Pictures are not part of the copy; repeat everything else in the records exactly.
========================================================================
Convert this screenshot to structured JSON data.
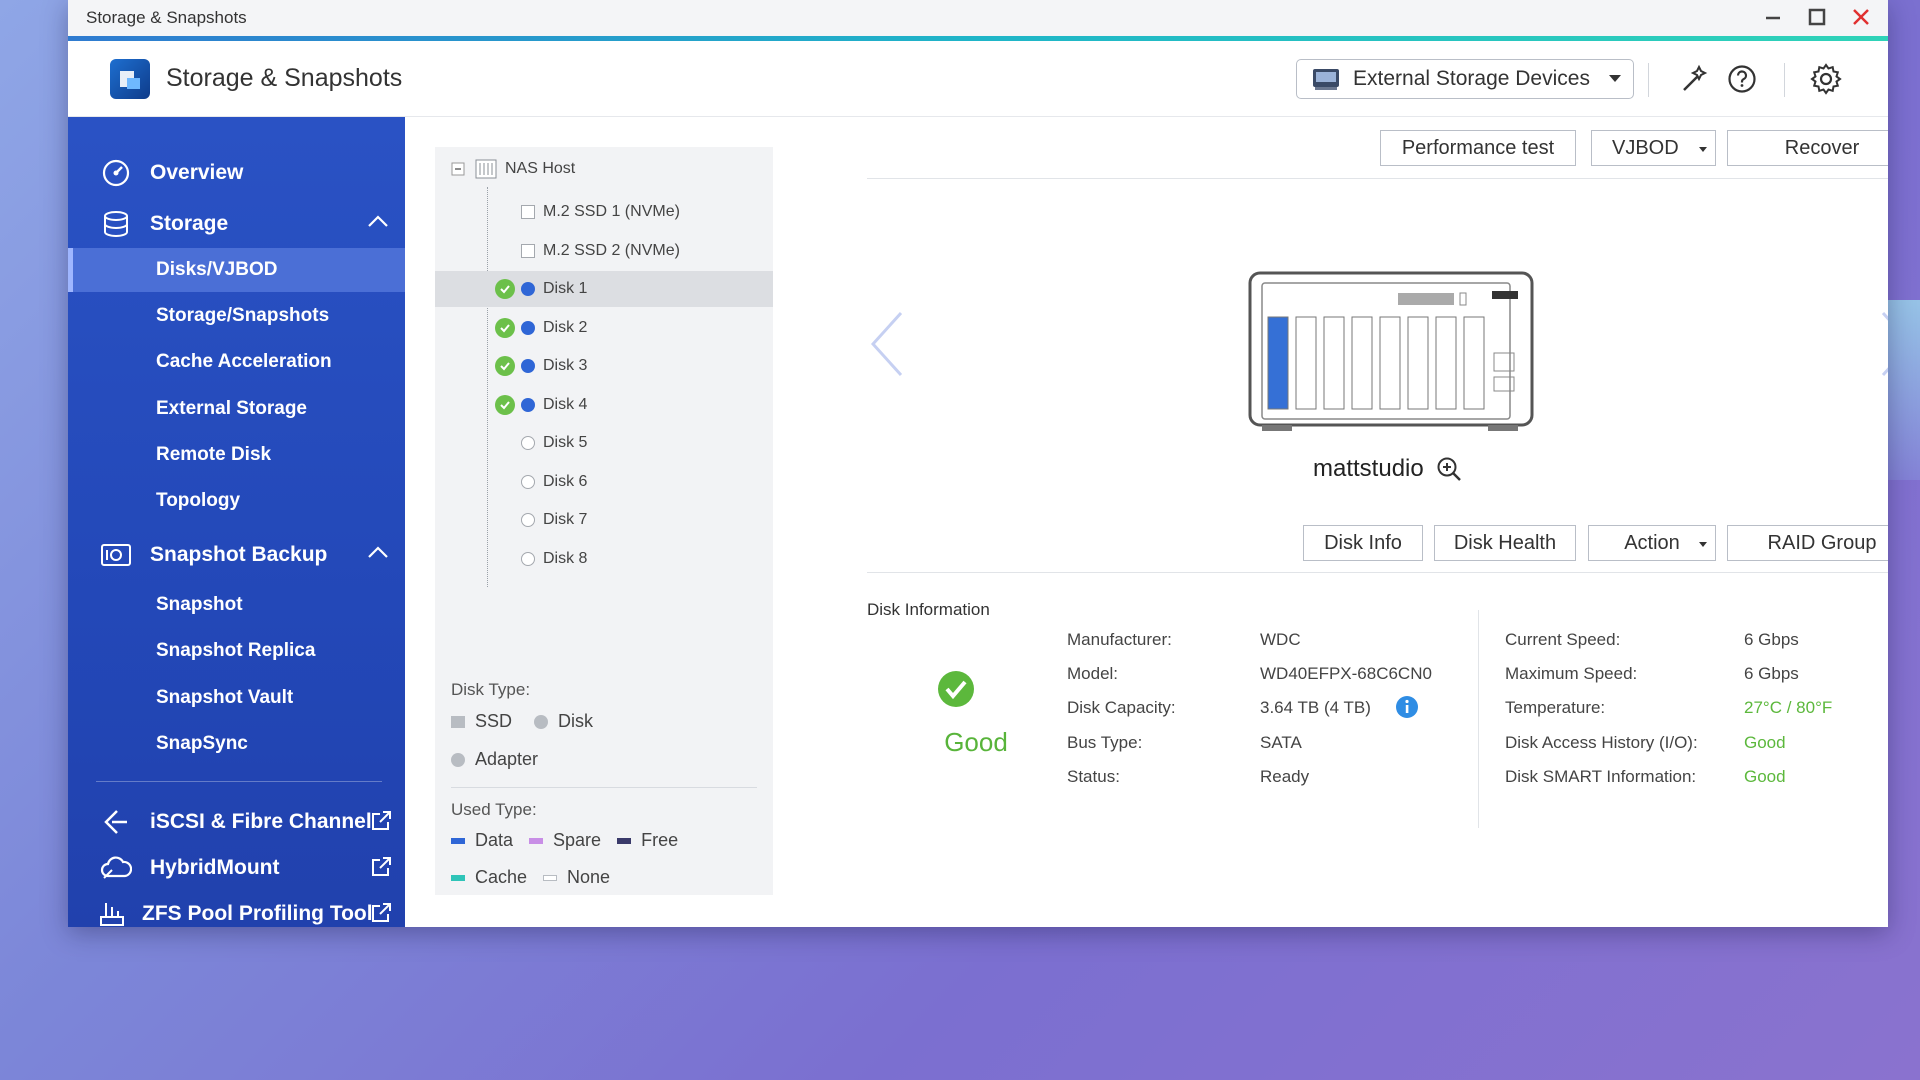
{
  "window": {
    "title": "Storage & Snapshots"
  },
  "app": {
    "title": "Storage & Snapshots",
    "ext_dropdown_label": "External Storage Devices"
  },
  "sidebar": {
    "overview": "Overview",
    "storage": "Storage",
    "storage_items": [
      "Disks/VJBOD",
      "Storage/Snapshots",
      "Cache Acceleration",
      "External Storage",
      "Remote Disk",
      "Topology"
    ],
    "snapshot_backup": "Snapshot Backup",
    "snapshot_items": [
      "Snapshot",
      "Snapshot Replica",
      "Snapshot Vault",
      "SnapSync"
    ],
    "iscsi": "iSCSI & Fibre Channel",
    "hybridmount": "HybridMount",
    "zfs": "ZFS Pool Profiling Tool"
  },
  "tree": {
    "root": "NAS Host",
    "items": [
      {
        "label": "M.2 SSD 1 (NVMe)"
      },
      {
        "label": "M.2 SSD 2 (NVMe)"
      },
      {
        "label": "Disk 1"
      },
      {
        "label": "Disk 2"
      },
      {
        "label": "Disk 3"
      },
      {
        "label": "Disk 4"
      },
      {
        "label": "Disk 5"
      },
      {
        "label": "Disk 6"
      },
      {
        "label": "Disk 7"
      },
      {
        "label": "Disk 8"
      }
    ]
  },
  "legend": {
    "disk_type_title": "Disk Type:",
    "ssd": "SSD",
    "disk": "Disk",
    "adapter": "Adapter",
    "used_type_title": "Used Type:",
    "data": "Data",
    "spare": "Spare",
    "free": "Free",
    "cache": "Cache",
    "none": "None"
  },
  "toolbar": {
    "performance_test": "Performance test",
    "vjbod": "VJBOD",
    "recover": "Recover"
  },
  "nas": {
    "name": "mattstudio"
  },
  "disk_actions": {
    "disk_info": "Disk Info",
    "disk_health": "Disk Health",
    "action": "Action",
    "raid_group": "RAID Group"
  },
  "disk_info": {
    "title": "Disk Information",
    "status_text": "Good",
    "left": [
      {
        "label": "Manufacturer:",
        "value": "WDC"
      },
      {
        "label": "Model:",
        "value": "WD40EFPX-68C6CN0"
      },
      {
        "label": "Disk Capacity:",
        "value": "3.64 TB (4 TB)"
      },
      {
        "label": "Bus Type:",
        "value": "SATA"
      },
      {
        "label": "Status:",
        "value": "Ready"
      }
    ],
    "right": [
      {
        "label": "Current Speed:",
        "value": "6 Gbps"
      },
      {
        "label": "Maximum Speed:",
        "value": "6 Gbps"
      },
      {
        "label": "Temperature:",
        "value": "27°C / 80°F"
      },
      {
        "label": "Disk Access History (I/O):",
        "value": "Good"
      },
      {
        "label": "Disk SMART Information:",
        "value": "Good"
      }
    ]
  },
  "colors": {
    "sidebar": "#2348b8",
    "good_green": "#5cb83c",
    "disk_blue": "#2f66d6",
    "accent_teal": "#1fb5c8"
  }
}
========================================================================
## Result
Convert this screenshot to structured JSON data.
{
  "window": {
    "title": "Storage & Snapshots"
  },
  "app": {
    "title": "Storage & Snapshots",
    "ext_dropdown_label": "External Storage Devices"
  },
  "sidebar": {
    "overview": "Overview",
    "storage": "Storage",
    "storage_items": [
      "Disks/VJBOD",
      "Storage/Snapshots",
      "Cache Acceleration",
      "External Storage",
      "Remote Disk",
      "Topology"
    ],
    "snapshot_backup": "Snapshot Backup",
    "snapshot_items": [
      "Snapshot",
      "Snapshot Replica",
      "Snapshot Vault",
      "SnapSync"
    ],
    "iscsi": "iSCSI & Fibre Channel",
    "hybridmount": "HybridMount",
    "zfs": "ZFS Pool Profiling Tool"
  },
  "tree": {
    "root": "NAS Host",
    "items": [
      {
        "label": "M.2 SSD 1 (NVMe)"
      },
      {
        "label": "M.2 SSD 2 (NVMe)"
      },
      {
        "label": "Disk 1"
      },
      {
        "label": "Disk 2"
      },
      {
        "label": "Disk 3"
      },
      {
        "label": "Disk 4"
      },
      {
        "label": "Disk 5"
      },
      {
        "label": "Disk 6"
      },
      {
        "label": "Disk 7"
      },
      {
        "label": "Disk 8"
      }
    ]
  },
  "legend": {
    "disk_type_title": "Disk Type:",
    "ssd": "SSD",
    "disk": "Disk",
    "adapter": "Adapter",
    "used_type_title": "Used Type:",
    "data": "Data",
    "spare": "Spare",
    "free": "Free",
    "cache": "Cache",
    "none": "None"
  },
  "toolbar": {
    "performance_test": "Performance test",
    "vjbod": "VJBOD",
    "recover": "Recover"
  },
  "nas": {
    "name": "mattstudio"
  },
  "disk_actions": {
    "disk_info": "Disk Info",
    "disk_health": "Disk Health",
    "action": "Action",
    "raid_group": "RAID Group"
  },
  "disk_info": {
    "title": "Disk Information",
    "status_text": "Good",
    "left": [
      {
        "label": "Manufacturer:",
        "value": "WDC"
      },
      {
        "label": "Model:",
        "value": "WD40EFPX-68C6CN0"
      },
      {
        "label": "Disk Capacity:",
        "value": "3.64 TB (4 TB)"
      },
      {
        "label": "Bus Type:",
        "value": "SATA"
      },
      {
        "label": "Status:",
        "value": "Ready"
      }
    ],
    "right": [
      {
        "label": "Current Speed:",
        "value": "6 Gbps"
      },
      {
        "label": "Maximum Speed:",
        "value": "6 Gbps"
      },
      {
        "label": "Temperature:",
        "value": "27°C / 80°F"
      },
      {
        "label": "Disk Access History (I/O):",
        "value": "Good"
      },
      {
        "label": "Disk SMART Information:",
        "value": "Good"
      }
    ]
  },
  "colors": {
    "sidebar": "#2348b8",
    "good_green": "#5cb83c",
    "disk_blue": "#2f66d6",
    "accent_teal": "#1fb5c8"
  }
}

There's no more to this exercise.